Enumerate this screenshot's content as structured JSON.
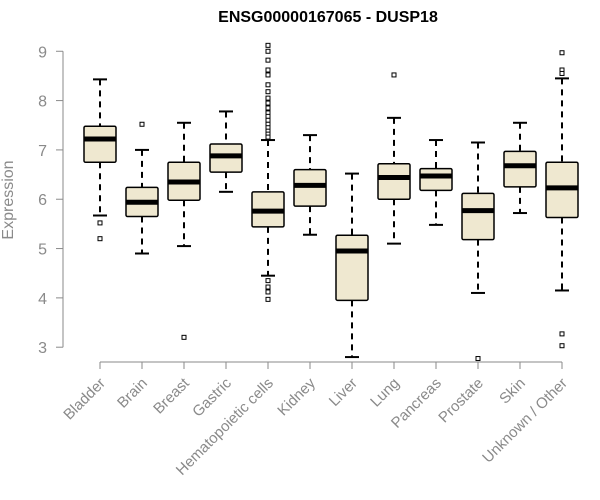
{
  "chart_data": {
    "type": "box",
    "title": "ENSG00000167065 - DUSP18",
    "xlabel": "",
    "ylabel": "Expression",
    "ylim": [
      2.7,
      9.35
    ],
    "yticks": [
      3,
      4,
      5,
      6,
      7,
      8,
      9
    ],
    "grid": false,
    "colors": {
      "box_fill": "#efe8d0",
      "box_stroke": "#000000",
      "median": "#000000",
      "axis": "#8a8a8a",
      "title": "#000000"
    },
    "categories": [
      "Bladder",
      "Brain",
      "Breast",
      "Gastric",
      "Hematopoietic cells",
      "Kidney",
      "Liver",
      "Lung",
      "Pancreas",
      "Prostate",
      "Skin",
      "Unknown / Other"
    ],
    "boxes": [
      {
        "name": "Bladder",
        "min": 5.67,
        "q1": 6.75,
        "median": 7.22,
        "q3": 7.48,
        "max": 8.43,
        "outliers": [
          5.52,
          5.2
        ]
      },
      {
        "name": "Brain",
        "min": 4.9,
        "q1": 5.65,
        "median": 5.94,
        "q3": 6.24,
        "max": 7.0,
        "outliers": [
          7.52
        ]
      },
      {
        "name": "Breast",
        "min": 5.05,
        "q1": 5.98,
        "median": 6.35,
        "q3": 6.75,
        "max": 7.55,
        "outliers": [
          3.2
        ]
      },
      {
        "name": "Gastric",
        "min": 6.15,
        "q1": 6.55,
        "median": 6.88,
        "q3": 7.12,
        "max": 7.78,
        "outliers": []
      },
      {
        "name": "Hematopoietic cells",
        "min": 4.45,
        "q1": 5.44,
        "median": 5.76,
        "q3": 6.15,
        "max": 7.2,
        "outliers": [
          9.12,
          9.0,
          8.82,
          8.62,
          8.52,
          8.32,
          8.18,
          8.05,
          7.95,
          7.85,
          7.75,
          7.68,
          7.6,
          7.52,
          7.45,
          7.38,
          7.32,
          7.26,
          4.35,
          4.22,
          4.12,
          3.97
        ]
      },
      {
        "name": "Kidney",
        "min": 5.28,
        "q1": 5.86,
        "median": 6.28,
        "q3": 6.6,
        "max": 7.3,
        "outliers": []
      },
      {
        "name": "Liver",
        "min": 2.8,
        "q1": 3.95,
        "median": 4.95,
        "q3": 5.27,
        "max": 6.52,
        "outliers": []
      },
      {
        "name": "Lung",
        "min": 5.1,
        "q1": 6.0,
        "median": 6.44,
        "q3": 6.72,
        "max": 7.65,
        "outliers": [
          8.52
        ]
      },
      {
        "name": "Pancreas",
        "min": 5.48,
        "q1": 6.18,
        "median": 6.47,
        "q3": 6.62,
        "max": 7.2,
        "outliers": []
      },
      {
        "name": "Prostate",
        "min": 4.1,
        "q1": 5.18,
        "median": 5.77,
        "q3": 6.12,
        "max": 7.15,
        "outliers": [
          2.77
        ]
      },
      {
        "name": "Skin",
        "min": 5.72,
        "q1": 6.25,
        "median": 6.68,
        "q3": 6.97,
        "max": 7.55,
        "outliers": []
      },
      {
        "name": "Unknown / Other",
        "min": 4.15,
        "q1": 5.63,
        "median": 6.23,
        "q3": 6.75,
        "max": 8.45,
        "outliers": [
          8.97,
          8.62,
          8.55,
          3.27,
          3.03
        ]
      }
    ]
  }
}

————————

Give the listing above again in its entirety, exactly as written and free of images.

## RESULT
Enumerate this screenshot's content as structured JSON.
{
  "chart_data": {
    "type": "box",
    "title": "ENSG00000167065 - DUSP18",
    "xlabel": "",
    "ylabel": "Expression",
    "ylim": [
      2.7,
      9.35
    ],
    "yticks": [
      3,
      4,
      5,
      6,
      7,
      8,
      9
    ],
    "grid": false,
    "colors": {
      "box_fill": "#efe8d0",
      "box_stroke": "#000000",
      "median": "#000000",
      "axis": "#8a8a8a",
      "title": "#000000"
    },
    "categories": [
      "Bladder",
      "Brain",
      "Breast",
      "Gastric",
      "Hematopoietic cells",
      "Kidney",
      "Liver",
      "Lung",
      "Pancreas",
      "Prostate",
      "Skin",
      "Unknown / Other"
    ],
    "boxes": [
      {
        "name": "Bladder",
        "min": 5.67,
        "q1": 6.75,
        "median": 7.22,
        "q3": 7.48,
        "max": 8.43,
        "outliers": [
          5.52,
          5.2
        ]
      },
      {
        "name": "Brain",
        "min": 4.9,
        "q1": 5.65,
        "median": 5.94,
        "q3": 6.24,
        "max": 7.0,
        "outliers": [
          7.52
        ]
      },
      {
        "name": "Breast",
        "min": 5.05,
        "q1": 5.98,
        "median": 6.35,
        "q3": 6.75,
        "max": 7.55,
        "outliers": [
          3.2
        ]
      },
      {
        "name": "Gastric",
        "min": 6.15,
        "q1": 6.55,
        "median": 6.88,
        "q3": 7.12,
        "max": 7.78,
        "outliers": []
      },
      {
        "name": "Hematopoietic cells",
        "min": 4.45,
        "q1": 5.44,
        "median": 5.76,
        "q3": 6.15,
        "max": 7.2,
        "outliers": [
          9.12,
          9.0,
          8.82,
          8.62,
          8.52,
          8.32,
          8.18,
          8.05,
          7.95,
          7.85,
          7.75,
          7.68,
          7.6,
          7.52,
          7.45,
          7.38,
          7.32,
          7.26,
          4.35,
          4.22,
          4.12,
          3.97
        ]
      },
      {
        "name": "Kidney",
        "min": 5.28,
        "q1": 5.86,
        "median": 6.28,
        "q3": 6.6,
        "max": 7.3,
        "outliers": []
      },
      {
        "name": "Liver",
        "min": 2.8,
        "q1": 3.95,
        "median": 4.95,
        "q3": 5.27,
        "max": 6.52,
        "outliers": []
      },
      {
        "name": "Lung",
        "min": 5.1,
        "q1": 6.0,
        "median": 6.44,
        "q3": 6.72,
        "max": 7.65,
        "outliers": [
          8.52
        ]
      },
      {
        "name": "Pancreas",
        "min": 5.48,
        "q1": 6.18,
        "median": 6.47,
        "q3": 6.62,
        "max": 7.2,
        "outliers": []
      },
      {
        "name": "Prostate",
        "min": 4.1,
        "q1": 5.18,
        "median": 5.77,
        "q3": 6.12,
        "max": 7.15,
        "outliers": [
          2.77
        ]
      },
      {
        "name": "Skin",
        "min": 5.72,
        "q1": 6.25,
        "median": 6.68,
        "q3": 6.97,
        "max": 7.55,
        "outliers": []
      },
      {
        "name": "Unknown / Other",
        "min": 4.15,
        "q1": 5.63,
        "median": 6.23,
        "q3": 6.75,
        "max": 8.45,
        "outliers": [
          8.97,
          8.62,
          8.55,
          3.27,
          3.03
        ]
      }
    ]
  }
}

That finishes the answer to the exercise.